Exercise objective
Pictures should be left out when the listing below is repeated word for word.

Information

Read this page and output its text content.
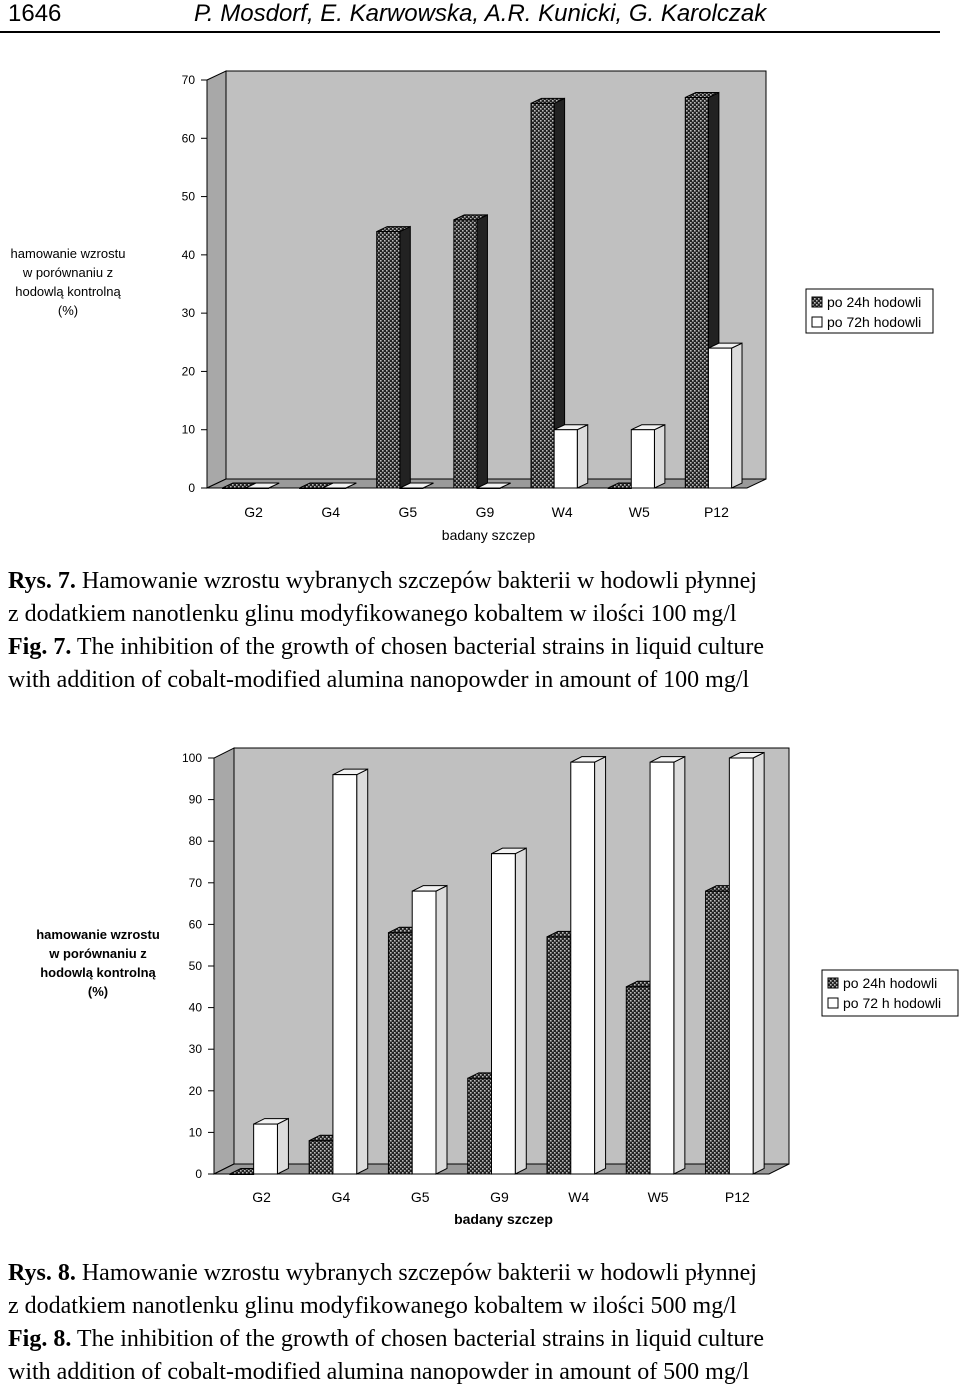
1646	P. Mosdorf, E. Karwowska, A.R. Kunicki, G. Karolczak
0
10
20
30
40
50
60
70
hamowanie wzrostu
w porównaniu z
hodowlą kontrolną
(%)
badany szczep
G2	G4	G5	G9	W4	W5	P12
po 24h hodowli
po 72h hodowli
Rys. 7. Hamowanie wzrostu wybranych szczepów bakterii w hodowli płynnej
z dodatkiem nanotlenku glinu modyfikowanego kobaltem w ilości 100 mg/l
Fig. 7. The inhibition of the growth of chosen bacterial strains in liquid culture
with addition of cobalt-modified alumina nanopowder in amount of 100 mg/l
0
10
20
30
40
50
60
70
80
90
100
hamowanie wzrostu
w porównaniu z
hodowlą kontrolną
(%)
badany szczep
G2	G4	G5	G9	W4	W5	P12
po 24h hodowli
po 72 h hodowli
Rys. 8. Hamowanie wzrostu wybranych szczepów bakterii w hodowli płynnej
z dodatkiem nanotlenku glinu modyfikowanego kobaltem w ilości 500 mg/l
Fig. 8. The inhibition of the growth of chosen bacterial strains in liquid culture
with addition of cobalt-modified alumina nanopowder in amount of 500 mg/l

Exercise output
Read this page and output its text content.
1646	P. Mosdorf, E. Karwowska, A.R. Kunicki, G. Karolczak
0
10
20
30
40
50
60
70
hamowanie wzrostu
w porównaniu z
hodowlą kontrolną
(%)
badany szczep
G2	G4	G5	G9	W4	W5	P12
po 24h hodowli
po 72h hodowli
Rys. 7. Hamowanie wzrostu wybranych szczepów bakterii w hodowli płynnej
z dodatkiem nanotlenku glinu modyfikowanego kobaltem w ilości 100 mg/l
Fig. 7. The inhibition of the growth of chosen bacterial strains in liquid culture
with addition of cobalt-modified alumina nanopowder in amount of 100 mg/l
0
10
20
30
40
50
60
70
80
90
100
hamowanie wzrostu
w porównaniu z
hodowlą kontrolną
(%)
badany szczep
G2	G4	G5	G9	W4	W5	P12
po 24h hodowli
po 72 h hodowli
Rys. 8. Hamowanie wzrostu wybranych szczepów bakterii w hodowli płynnej
z dodatkiem nanotlenku glinu modyfikowanego kobaltem w ilości 500 mg/l
Fig. 8. The inhibition of the growth of chosen bacterial strains in liquid culture
with addition of cobalt-modified alumina nanopowder in amount of 500 mg/l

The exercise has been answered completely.